++++ EXERCISE INPUT

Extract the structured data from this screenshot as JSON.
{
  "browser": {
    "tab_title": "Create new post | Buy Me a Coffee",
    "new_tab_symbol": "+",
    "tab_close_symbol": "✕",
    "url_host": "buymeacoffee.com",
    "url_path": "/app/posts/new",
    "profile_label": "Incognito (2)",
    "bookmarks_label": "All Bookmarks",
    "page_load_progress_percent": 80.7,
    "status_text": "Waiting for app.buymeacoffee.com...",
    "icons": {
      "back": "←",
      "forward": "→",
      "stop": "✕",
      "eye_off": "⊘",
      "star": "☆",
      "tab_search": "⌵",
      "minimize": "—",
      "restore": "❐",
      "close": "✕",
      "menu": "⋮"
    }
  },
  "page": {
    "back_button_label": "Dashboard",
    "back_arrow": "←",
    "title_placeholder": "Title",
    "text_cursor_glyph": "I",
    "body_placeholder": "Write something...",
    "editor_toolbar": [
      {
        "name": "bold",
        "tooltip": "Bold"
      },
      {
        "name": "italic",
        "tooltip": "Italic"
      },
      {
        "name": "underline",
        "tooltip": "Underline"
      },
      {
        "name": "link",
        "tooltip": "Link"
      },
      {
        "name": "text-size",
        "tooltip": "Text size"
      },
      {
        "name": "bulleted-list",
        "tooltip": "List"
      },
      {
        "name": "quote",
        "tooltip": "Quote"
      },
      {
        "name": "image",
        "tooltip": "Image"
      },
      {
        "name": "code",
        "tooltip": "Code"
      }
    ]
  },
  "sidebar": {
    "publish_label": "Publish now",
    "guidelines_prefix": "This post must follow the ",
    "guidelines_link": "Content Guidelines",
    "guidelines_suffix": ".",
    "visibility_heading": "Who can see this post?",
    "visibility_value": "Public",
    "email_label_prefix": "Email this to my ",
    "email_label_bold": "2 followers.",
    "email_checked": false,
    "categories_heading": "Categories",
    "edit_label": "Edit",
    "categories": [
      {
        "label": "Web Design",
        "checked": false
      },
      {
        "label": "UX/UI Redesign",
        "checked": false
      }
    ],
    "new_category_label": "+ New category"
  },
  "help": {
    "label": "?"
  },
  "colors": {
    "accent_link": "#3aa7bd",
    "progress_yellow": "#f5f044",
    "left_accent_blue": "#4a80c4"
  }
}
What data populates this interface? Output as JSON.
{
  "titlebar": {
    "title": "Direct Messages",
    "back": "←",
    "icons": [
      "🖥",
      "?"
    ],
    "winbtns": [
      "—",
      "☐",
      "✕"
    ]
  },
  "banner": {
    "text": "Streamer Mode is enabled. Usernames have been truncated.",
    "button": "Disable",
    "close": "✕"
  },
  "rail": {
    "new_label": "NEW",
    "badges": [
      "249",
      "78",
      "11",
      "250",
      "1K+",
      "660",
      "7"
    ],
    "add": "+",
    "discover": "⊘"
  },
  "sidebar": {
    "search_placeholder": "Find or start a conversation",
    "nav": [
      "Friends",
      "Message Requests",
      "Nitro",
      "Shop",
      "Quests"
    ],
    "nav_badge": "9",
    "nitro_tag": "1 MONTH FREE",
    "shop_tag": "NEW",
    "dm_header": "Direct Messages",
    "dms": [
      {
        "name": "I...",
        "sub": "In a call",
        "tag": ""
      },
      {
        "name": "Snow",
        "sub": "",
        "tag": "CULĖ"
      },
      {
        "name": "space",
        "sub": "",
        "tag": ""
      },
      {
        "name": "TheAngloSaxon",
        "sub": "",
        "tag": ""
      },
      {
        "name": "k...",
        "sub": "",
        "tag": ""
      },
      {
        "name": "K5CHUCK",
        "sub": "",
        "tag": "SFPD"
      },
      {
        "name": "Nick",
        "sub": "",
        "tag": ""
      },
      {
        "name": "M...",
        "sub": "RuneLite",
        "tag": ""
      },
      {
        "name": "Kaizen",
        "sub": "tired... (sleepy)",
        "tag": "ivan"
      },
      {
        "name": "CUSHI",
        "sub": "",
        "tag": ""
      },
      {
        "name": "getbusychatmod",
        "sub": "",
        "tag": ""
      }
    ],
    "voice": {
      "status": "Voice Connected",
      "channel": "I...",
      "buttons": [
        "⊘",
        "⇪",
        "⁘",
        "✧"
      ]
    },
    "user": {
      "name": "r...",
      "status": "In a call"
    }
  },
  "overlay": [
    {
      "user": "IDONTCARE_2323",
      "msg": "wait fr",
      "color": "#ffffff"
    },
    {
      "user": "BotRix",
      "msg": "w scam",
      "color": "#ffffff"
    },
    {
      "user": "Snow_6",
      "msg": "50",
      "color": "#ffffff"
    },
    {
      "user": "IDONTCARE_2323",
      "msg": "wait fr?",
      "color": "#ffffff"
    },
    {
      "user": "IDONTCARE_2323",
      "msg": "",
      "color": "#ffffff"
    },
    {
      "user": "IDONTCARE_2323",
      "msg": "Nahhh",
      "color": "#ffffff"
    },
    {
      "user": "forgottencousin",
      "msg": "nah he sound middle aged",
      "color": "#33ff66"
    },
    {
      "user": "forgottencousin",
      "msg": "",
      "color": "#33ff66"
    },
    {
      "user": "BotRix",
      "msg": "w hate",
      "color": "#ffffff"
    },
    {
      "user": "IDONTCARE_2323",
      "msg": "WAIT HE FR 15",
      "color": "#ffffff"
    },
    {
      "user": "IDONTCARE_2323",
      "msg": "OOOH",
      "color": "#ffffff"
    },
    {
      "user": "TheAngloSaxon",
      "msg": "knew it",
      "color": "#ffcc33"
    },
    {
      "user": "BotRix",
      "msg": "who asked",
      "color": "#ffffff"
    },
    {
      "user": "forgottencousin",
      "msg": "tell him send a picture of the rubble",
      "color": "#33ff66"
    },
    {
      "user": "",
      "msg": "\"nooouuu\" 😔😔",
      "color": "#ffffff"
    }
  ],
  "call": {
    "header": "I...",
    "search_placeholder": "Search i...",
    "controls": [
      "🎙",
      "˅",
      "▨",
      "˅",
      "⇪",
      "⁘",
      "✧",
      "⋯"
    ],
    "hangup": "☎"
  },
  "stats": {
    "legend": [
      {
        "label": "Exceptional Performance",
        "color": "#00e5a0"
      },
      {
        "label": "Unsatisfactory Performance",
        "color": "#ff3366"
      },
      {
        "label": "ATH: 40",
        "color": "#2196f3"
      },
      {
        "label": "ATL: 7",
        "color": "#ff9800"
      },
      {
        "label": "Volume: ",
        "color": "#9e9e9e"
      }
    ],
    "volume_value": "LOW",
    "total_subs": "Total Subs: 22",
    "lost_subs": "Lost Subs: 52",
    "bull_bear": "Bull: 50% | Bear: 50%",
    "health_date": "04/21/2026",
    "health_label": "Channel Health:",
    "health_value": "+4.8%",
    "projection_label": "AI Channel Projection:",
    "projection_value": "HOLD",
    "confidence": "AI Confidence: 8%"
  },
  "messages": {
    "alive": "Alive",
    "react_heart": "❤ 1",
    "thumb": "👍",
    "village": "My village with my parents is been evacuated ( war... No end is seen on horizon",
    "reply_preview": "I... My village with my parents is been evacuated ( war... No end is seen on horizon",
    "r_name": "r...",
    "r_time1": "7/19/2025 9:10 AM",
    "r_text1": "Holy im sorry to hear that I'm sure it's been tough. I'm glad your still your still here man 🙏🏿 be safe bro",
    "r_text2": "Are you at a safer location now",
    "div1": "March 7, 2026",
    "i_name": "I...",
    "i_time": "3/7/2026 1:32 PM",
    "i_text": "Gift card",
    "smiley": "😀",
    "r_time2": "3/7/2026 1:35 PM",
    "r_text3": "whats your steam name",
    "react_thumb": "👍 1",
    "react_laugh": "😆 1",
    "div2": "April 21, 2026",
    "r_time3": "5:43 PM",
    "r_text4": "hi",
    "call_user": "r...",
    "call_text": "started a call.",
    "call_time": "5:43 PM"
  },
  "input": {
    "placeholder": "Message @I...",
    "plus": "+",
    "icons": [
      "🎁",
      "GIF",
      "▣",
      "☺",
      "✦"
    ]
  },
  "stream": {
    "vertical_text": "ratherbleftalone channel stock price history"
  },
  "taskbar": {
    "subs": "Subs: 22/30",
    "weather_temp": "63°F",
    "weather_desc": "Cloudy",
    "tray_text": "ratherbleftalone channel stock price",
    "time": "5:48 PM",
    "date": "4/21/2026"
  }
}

++++++++

— WHAT YOU SHOULD DO —
Gather all lines with the string "seen" from the data.

— RESPONSE TO THE EXERCISE —
    "village": "My village with my parents is been evacuated ( war... No end is seen on horizon",
    "reply_preview": "I... My village with my parents is been evacuated ( war... No end is seen on horizon",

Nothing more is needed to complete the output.